REQUIREMENTS: Beneath this sentence is a listing. Return its lines from the one containing "Reverse-engineer this chart into JSON." through the last, exactly, and omit the pictures.

------ GIVEN RECORDS ------

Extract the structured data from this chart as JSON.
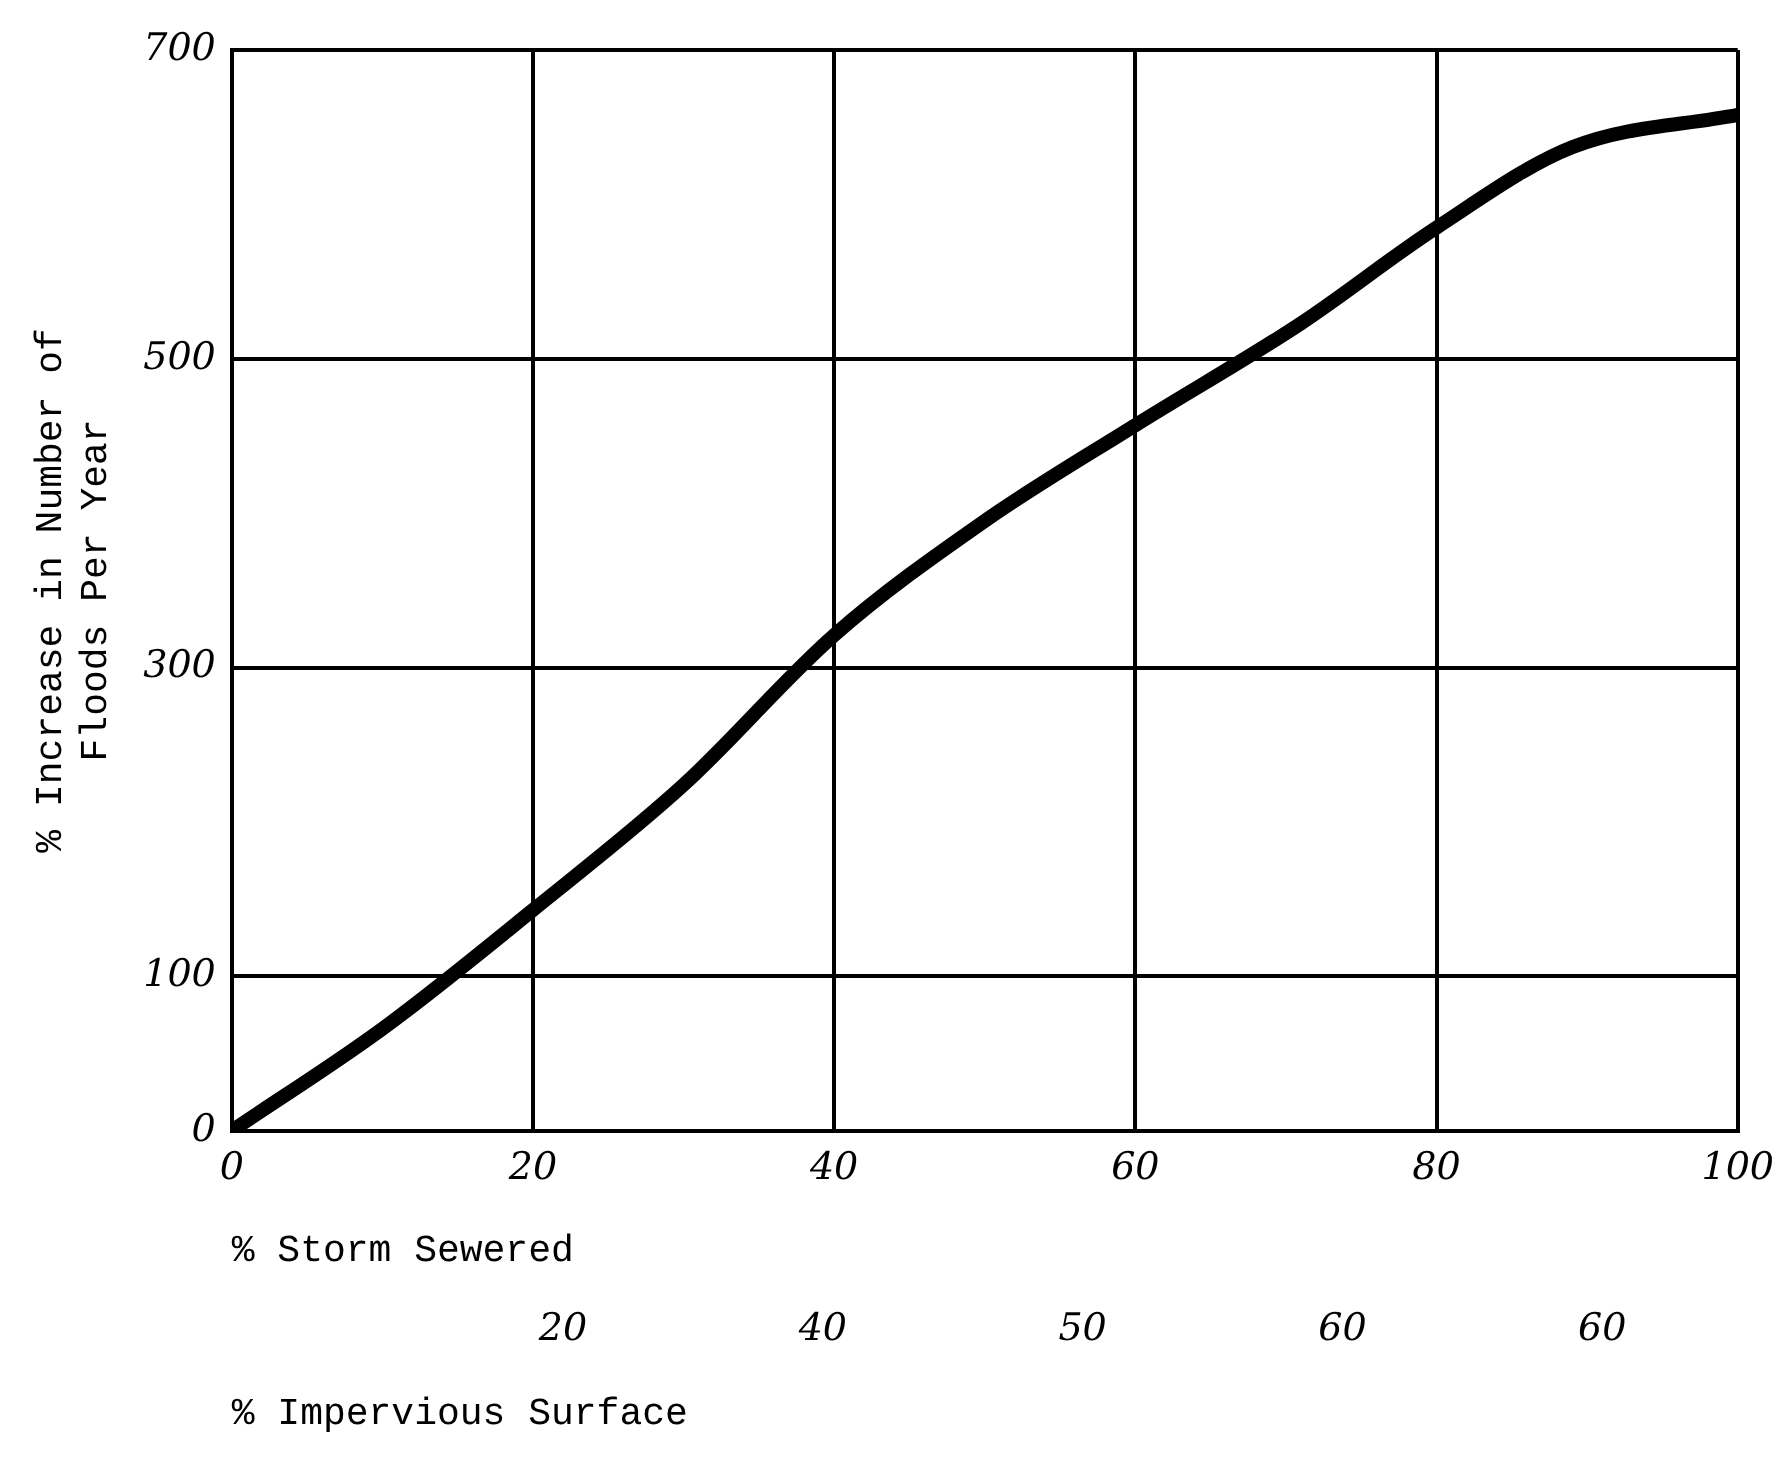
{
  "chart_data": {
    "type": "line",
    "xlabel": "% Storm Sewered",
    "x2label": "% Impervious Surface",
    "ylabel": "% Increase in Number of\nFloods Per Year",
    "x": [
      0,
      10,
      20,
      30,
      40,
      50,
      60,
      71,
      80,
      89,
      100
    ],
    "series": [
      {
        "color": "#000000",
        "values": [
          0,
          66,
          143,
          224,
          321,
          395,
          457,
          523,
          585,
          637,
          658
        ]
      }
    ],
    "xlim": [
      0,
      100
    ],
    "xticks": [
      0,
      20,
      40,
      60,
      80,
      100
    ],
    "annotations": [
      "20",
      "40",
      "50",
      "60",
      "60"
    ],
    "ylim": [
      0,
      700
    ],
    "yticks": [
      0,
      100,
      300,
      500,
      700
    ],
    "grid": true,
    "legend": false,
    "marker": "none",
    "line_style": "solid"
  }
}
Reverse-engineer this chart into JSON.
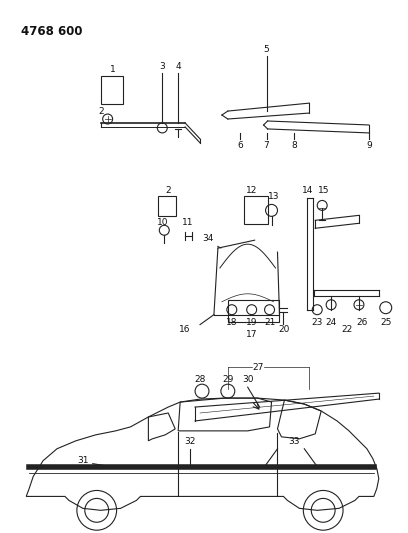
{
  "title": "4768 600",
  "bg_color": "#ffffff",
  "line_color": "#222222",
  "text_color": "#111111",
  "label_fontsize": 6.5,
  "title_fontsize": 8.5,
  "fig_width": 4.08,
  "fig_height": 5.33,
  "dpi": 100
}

------

COMPLETE ANSWER:
Reverse-engineer this chart into JSON.
{
  "title": "4768 600",
  "bg_color": "#ffffff",
  "line_color": "#222222",
  "text_color": "#111111",
  "label_fontsize": 6.5,
  "title_fontsize": 8.5,
  "fig_width": 4.08,
  "fig_height": 5.33,
  "dpi": 100
}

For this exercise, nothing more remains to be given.